- Task details -
Read the lines below. Copy out any that hold the string "toys".

Saved entries
........
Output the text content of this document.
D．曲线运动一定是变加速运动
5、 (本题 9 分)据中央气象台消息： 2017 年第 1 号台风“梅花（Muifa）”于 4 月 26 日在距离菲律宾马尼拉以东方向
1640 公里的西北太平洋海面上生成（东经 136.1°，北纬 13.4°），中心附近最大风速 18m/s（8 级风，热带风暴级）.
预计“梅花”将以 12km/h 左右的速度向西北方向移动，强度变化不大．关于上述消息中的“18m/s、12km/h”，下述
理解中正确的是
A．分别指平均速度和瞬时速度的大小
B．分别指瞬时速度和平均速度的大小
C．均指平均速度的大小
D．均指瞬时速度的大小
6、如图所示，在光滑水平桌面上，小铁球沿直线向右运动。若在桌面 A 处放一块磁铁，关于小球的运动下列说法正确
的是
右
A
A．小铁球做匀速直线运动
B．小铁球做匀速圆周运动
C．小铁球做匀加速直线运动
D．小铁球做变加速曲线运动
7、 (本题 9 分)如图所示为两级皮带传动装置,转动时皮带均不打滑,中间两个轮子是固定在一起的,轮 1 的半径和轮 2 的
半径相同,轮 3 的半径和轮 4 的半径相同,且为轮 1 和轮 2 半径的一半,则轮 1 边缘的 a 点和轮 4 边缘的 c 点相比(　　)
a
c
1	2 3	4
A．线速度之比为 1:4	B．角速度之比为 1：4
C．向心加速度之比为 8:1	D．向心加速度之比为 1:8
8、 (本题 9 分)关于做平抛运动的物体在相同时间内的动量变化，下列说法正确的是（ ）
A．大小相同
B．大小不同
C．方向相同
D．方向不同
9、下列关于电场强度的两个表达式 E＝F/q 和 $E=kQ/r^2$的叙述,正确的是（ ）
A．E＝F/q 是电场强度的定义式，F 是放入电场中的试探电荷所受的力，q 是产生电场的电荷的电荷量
........
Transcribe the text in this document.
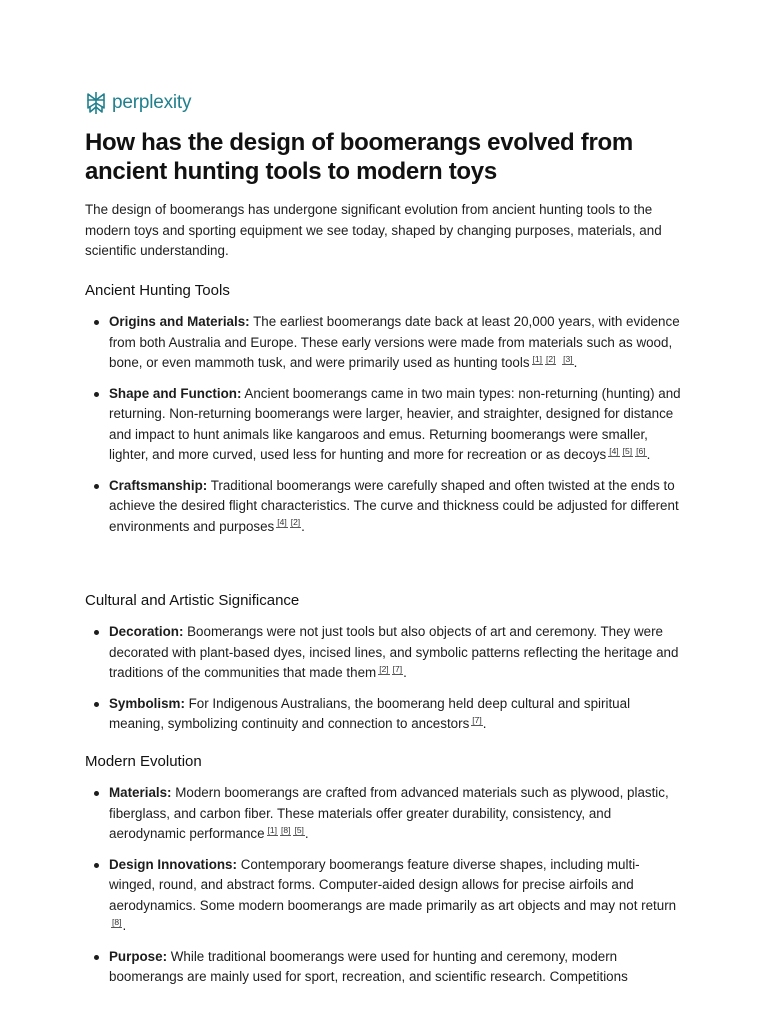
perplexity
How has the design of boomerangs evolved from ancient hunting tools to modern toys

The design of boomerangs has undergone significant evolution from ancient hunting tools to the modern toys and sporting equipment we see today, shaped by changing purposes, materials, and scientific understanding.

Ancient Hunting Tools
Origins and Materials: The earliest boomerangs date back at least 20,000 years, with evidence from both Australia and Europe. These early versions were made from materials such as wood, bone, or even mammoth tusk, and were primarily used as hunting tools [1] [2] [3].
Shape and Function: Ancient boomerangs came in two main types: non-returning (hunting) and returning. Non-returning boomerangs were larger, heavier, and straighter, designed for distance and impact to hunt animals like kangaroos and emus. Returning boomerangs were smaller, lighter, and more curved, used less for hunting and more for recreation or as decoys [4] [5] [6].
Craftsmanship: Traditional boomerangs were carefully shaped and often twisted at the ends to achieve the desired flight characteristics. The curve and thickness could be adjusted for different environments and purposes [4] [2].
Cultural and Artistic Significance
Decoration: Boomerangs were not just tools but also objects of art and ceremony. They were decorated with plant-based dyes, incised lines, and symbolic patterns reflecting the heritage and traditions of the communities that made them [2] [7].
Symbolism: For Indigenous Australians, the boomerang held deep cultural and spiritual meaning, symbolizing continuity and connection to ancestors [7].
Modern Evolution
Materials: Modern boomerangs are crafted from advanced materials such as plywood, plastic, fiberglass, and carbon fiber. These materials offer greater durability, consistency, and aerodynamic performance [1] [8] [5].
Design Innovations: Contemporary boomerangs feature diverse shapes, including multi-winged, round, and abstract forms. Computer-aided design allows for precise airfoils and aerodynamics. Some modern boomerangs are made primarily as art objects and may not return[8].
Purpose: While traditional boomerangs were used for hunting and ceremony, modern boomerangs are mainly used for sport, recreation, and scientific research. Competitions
........
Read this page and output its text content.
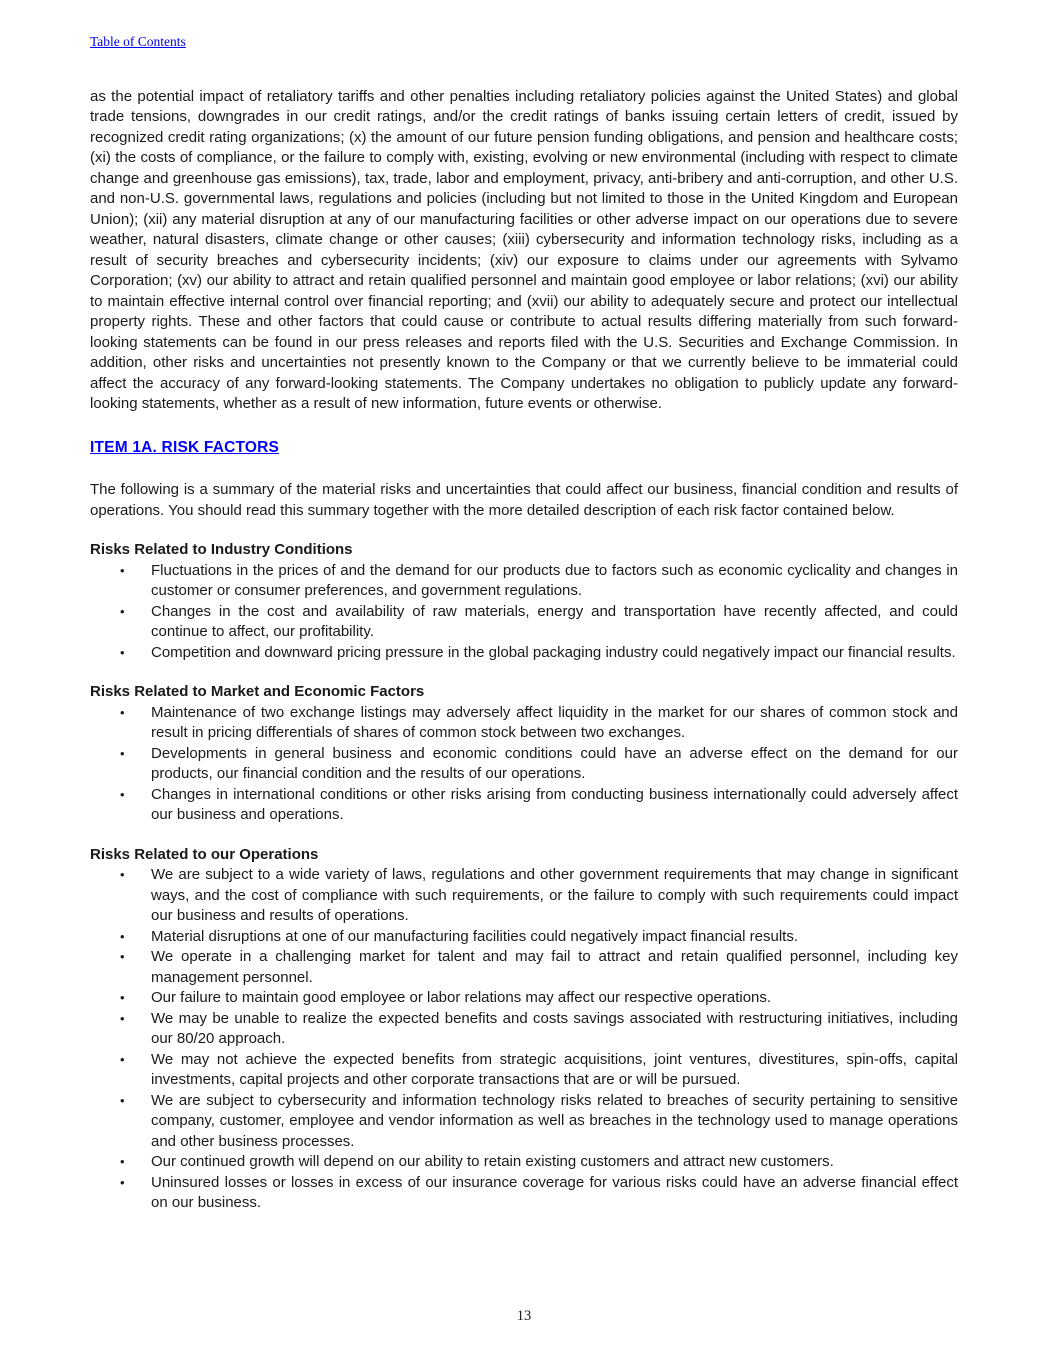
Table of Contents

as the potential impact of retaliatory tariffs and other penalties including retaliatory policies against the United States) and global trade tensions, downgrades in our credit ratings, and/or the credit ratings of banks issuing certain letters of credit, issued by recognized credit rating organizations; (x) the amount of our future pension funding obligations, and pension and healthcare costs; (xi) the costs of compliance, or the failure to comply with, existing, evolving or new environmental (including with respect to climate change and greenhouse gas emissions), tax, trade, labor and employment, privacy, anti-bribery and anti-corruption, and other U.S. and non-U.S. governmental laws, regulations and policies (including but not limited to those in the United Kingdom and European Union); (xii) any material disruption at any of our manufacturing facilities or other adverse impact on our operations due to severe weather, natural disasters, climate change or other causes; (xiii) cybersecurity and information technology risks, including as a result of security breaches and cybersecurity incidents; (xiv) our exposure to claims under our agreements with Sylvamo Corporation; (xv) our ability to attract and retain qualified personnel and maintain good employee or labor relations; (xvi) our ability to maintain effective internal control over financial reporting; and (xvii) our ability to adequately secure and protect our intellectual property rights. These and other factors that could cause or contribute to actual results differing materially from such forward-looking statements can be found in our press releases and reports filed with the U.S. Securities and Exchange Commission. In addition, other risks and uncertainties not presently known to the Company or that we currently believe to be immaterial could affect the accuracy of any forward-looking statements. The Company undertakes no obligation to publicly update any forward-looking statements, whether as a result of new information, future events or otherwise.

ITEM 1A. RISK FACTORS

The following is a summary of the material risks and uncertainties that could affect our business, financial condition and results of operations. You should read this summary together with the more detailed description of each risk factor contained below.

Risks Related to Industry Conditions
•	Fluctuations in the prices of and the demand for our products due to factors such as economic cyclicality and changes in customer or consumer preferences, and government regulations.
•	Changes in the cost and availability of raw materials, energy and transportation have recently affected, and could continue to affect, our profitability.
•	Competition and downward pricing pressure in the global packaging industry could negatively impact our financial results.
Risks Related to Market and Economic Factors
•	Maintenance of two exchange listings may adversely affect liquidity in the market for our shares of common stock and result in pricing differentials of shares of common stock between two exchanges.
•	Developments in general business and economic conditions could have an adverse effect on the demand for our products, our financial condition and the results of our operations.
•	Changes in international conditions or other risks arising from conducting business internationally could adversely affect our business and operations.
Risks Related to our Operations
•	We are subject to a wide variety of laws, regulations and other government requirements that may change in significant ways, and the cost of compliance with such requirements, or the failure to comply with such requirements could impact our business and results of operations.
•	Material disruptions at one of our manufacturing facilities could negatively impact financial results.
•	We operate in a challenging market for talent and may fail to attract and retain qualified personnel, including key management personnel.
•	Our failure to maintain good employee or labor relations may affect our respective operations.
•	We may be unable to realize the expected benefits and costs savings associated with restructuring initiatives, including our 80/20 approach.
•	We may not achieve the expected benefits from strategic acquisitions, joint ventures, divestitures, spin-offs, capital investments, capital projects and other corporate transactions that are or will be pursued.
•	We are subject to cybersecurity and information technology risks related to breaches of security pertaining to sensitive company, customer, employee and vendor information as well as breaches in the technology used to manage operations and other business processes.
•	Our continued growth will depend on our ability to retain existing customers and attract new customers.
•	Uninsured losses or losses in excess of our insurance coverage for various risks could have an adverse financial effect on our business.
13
........
- Expected answer -
How has the design of boomerangs evolved from ancient hunting tools to modern toys
The design of boomerangs has undergone significant evolution from ancient hunting tools to the modern toys and sporting equipment we see today, shaped by changing purposes, materials, and scientific understanding.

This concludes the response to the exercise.